### RECORDS PROVIDED
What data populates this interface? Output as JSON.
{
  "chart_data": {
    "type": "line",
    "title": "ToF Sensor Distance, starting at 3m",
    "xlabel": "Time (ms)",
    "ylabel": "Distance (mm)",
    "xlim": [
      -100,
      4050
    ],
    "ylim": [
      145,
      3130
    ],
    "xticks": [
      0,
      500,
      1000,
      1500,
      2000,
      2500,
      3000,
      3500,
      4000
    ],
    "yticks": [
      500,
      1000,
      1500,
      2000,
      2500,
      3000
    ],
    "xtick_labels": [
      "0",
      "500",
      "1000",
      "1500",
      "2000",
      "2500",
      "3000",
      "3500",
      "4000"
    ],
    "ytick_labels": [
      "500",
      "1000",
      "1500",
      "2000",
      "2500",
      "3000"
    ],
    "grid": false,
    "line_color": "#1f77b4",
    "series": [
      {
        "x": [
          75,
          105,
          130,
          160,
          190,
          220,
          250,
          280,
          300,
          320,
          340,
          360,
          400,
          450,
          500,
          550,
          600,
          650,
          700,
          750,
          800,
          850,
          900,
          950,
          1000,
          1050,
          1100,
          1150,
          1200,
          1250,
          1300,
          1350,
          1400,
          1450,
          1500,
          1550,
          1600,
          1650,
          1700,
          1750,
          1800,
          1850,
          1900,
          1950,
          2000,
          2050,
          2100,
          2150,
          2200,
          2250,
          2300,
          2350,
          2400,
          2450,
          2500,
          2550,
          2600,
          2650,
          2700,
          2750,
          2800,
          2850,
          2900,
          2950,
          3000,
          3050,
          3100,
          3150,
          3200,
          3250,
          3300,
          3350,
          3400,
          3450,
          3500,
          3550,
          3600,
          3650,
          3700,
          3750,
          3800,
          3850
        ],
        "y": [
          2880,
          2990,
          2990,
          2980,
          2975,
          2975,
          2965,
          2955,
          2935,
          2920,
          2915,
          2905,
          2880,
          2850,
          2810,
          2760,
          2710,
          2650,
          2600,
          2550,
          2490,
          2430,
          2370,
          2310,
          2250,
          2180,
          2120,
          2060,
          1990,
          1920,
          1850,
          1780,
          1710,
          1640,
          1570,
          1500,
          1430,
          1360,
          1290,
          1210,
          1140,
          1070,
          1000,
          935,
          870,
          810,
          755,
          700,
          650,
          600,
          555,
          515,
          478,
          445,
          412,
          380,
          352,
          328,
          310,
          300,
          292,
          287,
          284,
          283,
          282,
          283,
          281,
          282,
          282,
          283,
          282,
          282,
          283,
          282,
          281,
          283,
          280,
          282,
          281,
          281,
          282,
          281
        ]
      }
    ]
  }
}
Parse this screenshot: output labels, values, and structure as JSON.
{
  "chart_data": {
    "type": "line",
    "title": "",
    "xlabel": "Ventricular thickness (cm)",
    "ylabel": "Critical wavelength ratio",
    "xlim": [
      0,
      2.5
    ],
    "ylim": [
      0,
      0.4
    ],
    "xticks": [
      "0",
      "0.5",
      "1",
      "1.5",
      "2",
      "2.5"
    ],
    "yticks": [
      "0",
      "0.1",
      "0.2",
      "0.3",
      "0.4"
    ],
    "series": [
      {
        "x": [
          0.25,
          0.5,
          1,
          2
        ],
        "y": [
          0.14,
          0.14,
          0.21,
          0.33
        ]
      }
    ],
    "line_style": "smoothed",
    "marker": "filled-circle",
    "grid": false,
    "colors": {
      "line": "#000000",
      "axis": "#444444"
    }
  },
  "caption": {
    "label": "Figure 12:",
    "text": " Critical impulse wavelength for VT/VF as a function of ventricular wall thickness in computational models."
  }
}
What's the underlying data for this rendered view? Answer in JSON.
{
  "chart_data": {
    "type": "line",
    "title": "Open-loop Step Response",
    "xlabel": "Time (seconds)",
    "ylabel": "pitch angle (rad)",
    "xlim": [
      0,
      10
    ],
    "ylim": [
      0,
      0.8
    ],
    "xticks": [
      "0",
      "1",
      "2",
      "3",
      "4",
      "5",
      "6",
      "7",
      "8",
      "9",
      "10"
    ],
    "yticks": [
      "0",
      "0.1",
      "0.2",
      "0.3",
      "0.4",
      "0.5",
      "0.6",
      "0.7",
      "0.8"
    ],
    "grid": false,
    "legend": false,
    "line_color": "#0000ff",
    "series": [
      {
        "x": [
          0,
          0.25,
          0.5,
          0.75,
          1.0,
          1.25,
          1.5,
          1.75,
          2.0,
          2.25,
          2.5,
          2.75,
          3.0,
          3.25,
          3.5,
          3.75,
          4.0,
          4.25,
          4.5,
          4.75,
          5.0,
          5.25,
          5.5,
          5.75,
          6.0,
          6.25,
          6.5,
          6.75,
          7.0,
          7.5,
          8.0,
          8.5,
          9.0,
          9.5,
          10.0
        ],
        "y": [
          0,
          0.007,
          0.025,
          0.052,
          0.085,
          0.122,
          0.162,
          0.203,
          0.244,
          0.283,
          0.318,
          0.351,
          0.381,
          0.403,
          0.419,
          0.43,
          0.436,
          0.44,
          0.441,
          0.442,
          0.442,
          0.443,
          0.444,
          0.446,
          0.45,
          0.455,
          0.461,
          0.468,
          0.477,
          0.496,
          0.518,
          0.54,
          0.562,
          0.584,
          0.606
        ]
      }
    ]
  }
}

### THE EXERCISE
State the number of lines in the data that include the string "Distance", and add nothing else.

### WRITTEN ANSWER
2